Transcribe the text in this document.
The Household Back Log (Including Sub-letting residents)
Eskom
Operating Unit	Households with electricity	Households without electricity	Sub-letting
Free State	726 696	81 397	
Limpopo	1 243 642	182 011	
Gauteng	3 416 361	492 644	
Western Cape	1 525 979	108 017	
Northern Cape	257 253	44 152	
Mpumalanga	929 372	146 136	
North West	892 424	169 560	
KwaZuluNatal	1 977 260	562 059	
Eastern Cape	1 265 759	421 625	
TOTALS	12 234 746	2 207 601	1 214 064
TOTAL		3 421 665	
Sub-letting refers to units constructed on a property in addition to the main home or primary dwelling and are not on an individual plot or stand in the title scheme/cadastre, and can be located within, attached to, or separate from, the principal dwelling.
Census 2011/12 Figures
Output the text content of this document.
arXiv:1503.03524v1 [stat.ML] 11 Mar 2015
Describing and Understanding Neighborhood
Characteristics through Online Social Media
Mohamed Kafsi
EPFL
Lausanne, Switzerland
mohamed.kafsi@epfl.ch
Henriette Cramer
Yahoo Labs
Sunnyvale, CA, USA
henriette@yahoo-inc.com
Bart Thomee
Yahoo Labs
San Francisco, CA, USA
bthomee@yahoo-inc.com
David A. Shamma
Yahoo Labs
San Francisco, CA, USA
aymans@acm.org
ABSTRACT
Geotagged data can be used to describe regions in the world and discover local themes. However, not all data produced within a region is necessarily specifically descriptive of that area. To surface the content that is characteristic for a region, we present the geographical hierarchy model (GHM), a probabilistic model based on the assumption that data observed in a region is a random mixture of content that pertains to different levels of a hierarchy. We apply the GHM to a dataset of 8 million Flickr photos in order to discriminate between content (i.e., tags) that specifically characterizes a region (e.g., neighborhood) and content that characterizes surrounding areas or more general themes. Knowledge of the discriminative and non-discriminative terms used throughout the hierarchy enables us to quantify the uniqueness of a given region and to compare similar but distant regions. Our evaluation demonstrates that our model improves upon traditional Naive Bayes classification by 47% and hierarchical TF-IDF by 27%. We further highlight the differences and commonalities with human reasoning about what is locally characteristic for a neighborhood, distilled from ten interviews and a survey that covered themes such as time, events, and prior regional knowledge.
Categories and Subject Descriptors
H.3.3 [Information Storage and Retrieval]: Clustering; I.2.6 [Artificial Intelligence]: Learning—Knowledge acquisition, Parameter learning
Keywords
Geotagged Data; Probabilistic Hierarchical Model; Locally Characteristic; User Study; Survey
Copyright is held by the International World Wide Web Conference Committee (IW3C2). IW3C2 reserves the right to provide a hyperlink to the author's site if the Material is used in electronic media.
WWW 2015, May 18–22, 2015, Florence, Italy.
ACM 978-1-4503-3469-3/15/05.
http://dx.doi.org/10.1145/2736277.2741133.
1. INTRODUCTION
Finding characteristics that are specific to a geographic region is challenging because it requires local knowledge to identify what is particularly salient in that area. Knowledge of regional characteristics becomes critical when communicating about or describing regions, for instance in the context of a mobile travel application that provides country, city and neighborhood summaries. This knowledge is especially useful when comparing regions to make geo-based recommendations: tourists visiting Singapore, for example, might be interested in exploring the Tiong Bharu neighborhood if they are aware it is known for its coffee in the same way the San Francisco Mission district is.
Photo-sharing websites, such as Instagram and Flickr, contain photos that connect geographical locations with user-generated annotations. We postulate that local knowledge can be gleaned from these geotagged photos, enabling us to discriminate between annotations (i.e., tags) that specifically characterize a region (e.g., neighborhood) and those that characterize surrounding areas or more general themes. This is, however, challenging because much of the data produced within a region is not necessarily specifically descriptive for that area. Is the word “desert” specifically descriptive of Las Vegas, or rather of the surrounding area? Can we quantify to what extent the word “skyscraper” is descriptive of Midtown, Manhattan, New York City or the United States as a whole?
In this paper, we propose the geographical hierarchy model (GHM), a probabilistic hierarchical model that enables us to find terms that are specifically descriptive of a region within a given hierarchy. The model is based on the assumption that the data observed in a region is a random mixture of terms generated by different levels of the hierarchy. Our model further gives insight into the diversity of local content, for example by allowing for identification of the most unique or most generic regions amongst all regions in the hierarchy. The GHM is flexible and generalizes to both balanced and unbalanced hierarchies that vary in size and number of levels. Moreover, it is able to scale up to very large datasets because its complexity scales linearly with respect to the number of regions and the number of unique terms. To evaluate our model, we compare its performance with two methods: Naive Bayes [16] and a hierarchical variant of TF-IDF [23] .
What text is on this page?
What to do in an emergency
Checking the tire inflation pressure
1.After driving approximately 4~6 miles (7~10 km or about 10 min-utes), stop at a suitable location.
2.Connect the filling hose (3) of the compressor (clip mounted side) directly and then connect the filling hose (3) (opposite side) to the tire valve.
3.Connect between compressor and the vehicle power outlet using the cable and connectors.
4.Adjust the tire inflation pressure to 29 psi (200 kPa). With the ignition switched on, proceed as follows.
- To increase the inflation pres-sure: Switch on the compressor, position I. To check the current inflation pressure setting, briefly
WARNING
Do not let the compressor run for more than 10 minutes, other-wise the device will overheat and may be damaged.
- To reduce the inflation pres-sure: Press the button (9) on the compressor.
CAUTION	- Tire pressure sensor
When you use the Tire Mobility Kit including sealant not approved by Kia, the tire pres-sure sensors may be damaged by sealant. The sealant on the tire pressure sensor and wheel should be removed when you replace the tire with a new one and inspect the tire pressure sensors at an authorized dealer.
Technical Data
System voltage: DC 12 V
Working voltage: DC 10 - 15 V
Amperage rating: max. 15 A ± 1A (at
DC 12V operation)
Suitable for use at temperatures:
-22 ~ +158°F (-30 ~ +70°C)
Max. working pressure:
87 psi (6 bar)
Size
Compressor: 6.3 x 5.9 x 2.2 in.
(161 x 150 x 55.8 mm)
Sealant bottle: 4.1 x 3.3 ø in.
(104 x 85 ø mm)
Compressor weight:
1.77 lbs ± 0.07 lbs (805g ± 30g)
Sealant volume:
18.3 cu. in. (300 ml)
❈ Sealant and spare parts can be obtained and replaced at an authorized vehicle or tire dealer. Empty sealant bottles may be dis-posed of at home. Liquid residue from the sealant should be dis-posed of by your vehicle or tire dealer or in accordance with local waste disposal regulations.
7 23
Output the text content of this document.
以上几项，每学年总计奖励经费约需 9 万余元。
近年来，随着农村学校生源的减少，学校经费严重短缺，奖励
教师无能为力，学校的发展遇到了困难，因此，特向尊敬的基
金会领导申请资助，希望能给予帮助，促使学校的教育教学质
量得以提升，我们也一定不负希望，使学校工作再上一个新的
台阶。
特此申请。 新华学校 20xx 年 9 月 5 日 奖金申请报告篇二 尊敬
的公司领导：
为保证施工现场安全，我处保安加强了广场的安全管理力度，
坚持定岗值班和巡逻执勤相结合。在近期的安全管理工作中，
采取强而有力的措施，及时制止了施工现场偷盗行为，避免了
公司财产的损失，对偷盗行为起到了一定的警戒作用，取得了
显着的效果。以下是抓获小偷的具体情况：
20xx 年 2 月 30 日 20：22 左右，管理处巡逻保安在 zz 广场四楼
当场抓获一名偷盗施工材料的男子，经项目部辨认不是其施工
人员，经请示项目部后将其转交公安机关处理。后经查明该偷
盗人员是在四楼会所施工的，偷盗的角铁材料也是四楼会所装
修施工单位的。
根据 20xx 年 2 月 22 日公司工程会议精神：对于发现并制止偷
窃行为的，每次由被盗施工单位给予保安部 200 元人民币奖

============

**Task details:**
Extract all of the data shown above and repeat it verbatim.

**Full output:**
Transcribe the text in this document.
The Household Back Log (Including Sub-letting residents)
Eskom
Operating Unit	Households with electricity	Households without electricity	Sub-letting
Free State	726 696	81 397	
Limpopo	1 243 642	182 011	
Gauteng	3 416 361	492 644	
Western Cape	1 525 979	108 017	
Northern Cape	257 253	44 152	
Mpumalanga	929 372	146 136	
North West	892 424	169 560	
KwaZuluNatal	1 977 260	562 059	
Eastern Cape	1 265 759	421 625	
TOTALS	12 234 746	2 207 601	1 214 064
TOTAL		3 421 665	
Sub-letting refers to units constructed on a property in addition to the main home or primary dwelling and are not on an individual plot or stand in the title scheme/cadastre, and can be located within, attached to, or separate from, the principal dwelling.
Census 2011/12 Figures
Output the text content of this document.
arXiv:1503.03524v1 [stat.ML] 11 Mar 2015
Describing and Understanding Neighborhood
Characteristics through Online Social Media
Mohamed Kafsi
EPFL
Lausanne, Switzerland
mohamed.kafsi@epfl.ch
Henriette Cramer
Yahoo Labs
Sunnyvale, CA, USA
henriette@yahoo-inc.com
Bart Thomee
Yahoo Labs
San Francisco, CA, USA
bthomee@yahoo-inc.com
David A. Shamma
Yahoo Labs
San Francisco, CA, USA
aymans@acm.org
ABSTRACT
Geotagged data can be used to describe regions in the world and discover local themes. However, not all data produced within a region is necessarily specifically descriptive of that area. To surface the content that is characteristic for a region, we present the geographical hierarchy model (GHM), a probabilistic model based on the assumption that data observed in a region is a random mixture of content that pertains to different levels of a hierarchy. We apply the GHM to a dataset of 8 million Flickr photos in order to discriminate between content (i.e., tags) that specifically characterizes a region (e.g., neighborhood) and content that characterizes surrounding areas or more general themes. Knowledge of the discriminative and non-discriminative terms used throughout the hierarchy enables us to quantify the uniqueness of a given region and to compare similar but distant regions. Our evaluation demonstrates that our model improves upon traditional Naive Bayes classification by 47% and hierarchical TF-IDF by 27%. We further highlight the differences and commonalities with human reasoning about what is locally characteristic for a neighborhood, distilled from ten interviews and a survey that covered themes such as time, events, and prior regional knowledge.
Categories and Subject Descriptors
H.3.3 [Information Storage and Retrieval]: Clustering; I.2.6 [Artificial Intelligence]: Learning—Knowledge acquisition, Parameter learning
Keywords
Geotagged Data; Probabilistic Hierarchical Model; Locally Characteristic; User Study; Survey
Copyright is held by the International World Wide Web Conference Committee (IW3C2). IW3C2 reserves the right to provide a hyperlink to the author's site if the Material is used in electronic media.
WWW 2015, May 18–22, 2015, Florence, Italy.
ACM 978-1-4503-3469-3/15/05.
http://dx.doi.org/10.1145/2736277.2741133.
1. INTRODUCTION
Finding characteristics that are specific to a geographic region is challenging because it requires local knowledge to identify what is particularly salient in that area. Knowledge of regional characteristics becomes critical when communicating about or describing regions, for instance in the context of a mobile travel application that provides country, city and neighborhood summaries. This knowledge is especially useful when comparing regions to make geo-based recommendations: tourists visiting Singapore, for example, might be interested in exploring the Tiong Bharu neighborhood if they are aware it is known for its coffee in the same way the San Francisco Mission district is.
Photo-sharing websites, such as Instagram and Flickr, contain photos that connect geographical locations with user-generated annotations. We postulate that local knowledge can be gleaned from these geotagged photos, enabling us to discriminate between annotations (i.e., tags) that specifically characterize a region (e.g., neighborhood) and those that characterize surrounding areas or more general themes. This is, however, challenging because much of the data produced within a region is not necessarily specifically descriptive for that area. Is the word “desert” specifically descriptive of Las Vegas, or rather of the surrounding area? Can we quantify to what extent the word “skyscraper” is descriptive of Midtown, Manhattan, New York City or the United States as a whole?
In this paper, we propose the geographical hierarchy model (GHM), a probabilistic hierarchical model that enables us to find terms that are specifically descriptive of a region within a given hierarchy. The model is based on the assumption that the data observed in a region is a random mixture of terms generated by different levels of the hierarchy. Our model further gives insight into the diversity of local content, for example by allowing for identification of the most unique or most generic regions amongst all regions in the hierarchy. The GHM is flexible and generalizes to both balanced and unbalanced hierarchies that vary in size and number of levels. Moreover, it is able to scale up to very large datasets because its complexity scales linearly with respect to the number of regions and the number of unique terms. To evaluate our model, we compare its performance with two methods: Naive Bayes [16] and a hierarchical variant of TF-IDF [23] .
What text is on this page?
What to do in an emergency
Checking the tire inflation pressure
1.After driving approximately 4~6 miles (7~10 km or about 10 min-utes), stop at a suitable location.
2.Connect the filling hose (3) of the compressor (clip mounted side) directly and then connect the filling hose (3) (opposite side) to the tire valve.
3.Connect between compressor and the vehicle power outlet using the cable and connectors.
4.Adjust the tire inflation pressure to 29 psi (200 kPa). With the ignition switched on, proceed as follows.
- To increase the inflation pres-sure: Switch on the compressor, position I. To check the current inflation pressure setting, briefly
WARNING
Do not let the compressor run for more than 10 minutes, other-wise the device will overheat and may be damaged.
- To reduce the inflation pres-sure: Press the button (9) on the compressor.
CAUTION	- Tire pressure sensor
When you use the Tire Mobility Kit including sealant not approved by Kia, the tire pres-sure sensors may be damaged by sealant. The sealant on the tire pressure sensor and wheel should be removed when you replace the tire with a new one and inspect the tire pressure sensors at an authorized dealer.
Technical Data
System voltage: DC 12 V
Working voltage: DC 10 - 15 V
Amperage rating: max. 15 A ± 1A (at
DC 12V operation)
Suitable for use at temperatures:
-22 ~ +158°F (-30 ~ +70°C)
Max. working pressure:
87 psi (6 bar)
Size
Compressor: 6.3 x 5.9 x 2.2 in.
(161 x 150 x 55.8 mm)
Sealant bottle: 4.1 x 3.3 ø in.
(104 x 85 ø mm)
Compressor weight:
1.77 lbs ± 0.07 lbs (805g ± 30g)
Sealant volume:
18.3 cu. in. (300 ml)
❈ Sealant and spare parts can be obtained and replaced at an authorized vehicle or tire dealer. Empty sealant bottles may be dis-posed of at home. Liquid residue from the sealant should be dis-posed of by your vehicle or tire dealer or in accordance with local waste disposal regulations.
7 23
Output the text content of this document.
以上几项，每学年总计奖励经费约需 9 万余元。
近年来，随着农村学校生源的减少，学校经费严重短缺，奖励
教师无能为力，学校的发展遇到了困难，因此，特向尊敬的基
金会领导申请资助，希望能给予帮助，促使学校的教育教学质
量得以提升，我们也一定不负希望，使学校工作再上一个新的
台阶。
特此申请。 新华学校 20xx 年 9 月 5 日 奖金申请报告篇二 尊敬
的公司领导：
为保证施工现场安全，我处保安加强了广场的安全管理力度，
坚持定岗值班和巡逻执勤相结合。在近期的安全管理工作中，
采取强而有力的措施，及时制止了施工现场偷盗行为，避免了
公司财产的损失，对偷盗行为起到了一定的警戒作用，取得了
显着的效果。以下是抓获小偷的具体情况：
20xx 年 2 月 30 日 20：22 左右，管理处巡逻保安在 zz 广场四楼
当场抓获一名偷盗施工材料的男子，经项目部辨认不是其施工
人员，经请示项目部后将其转交公安机关处理。后经查明该偷
盗人员是在四楼会所施工的，偷盗的角铁材料也是四楼会所装
修施工单位的。
根据 20xx 年 2 月 22 日公司工程会议精神：对于发现并制止偷
窃行为的，每次由被盗施工单位给予保安部 200 元人民币奖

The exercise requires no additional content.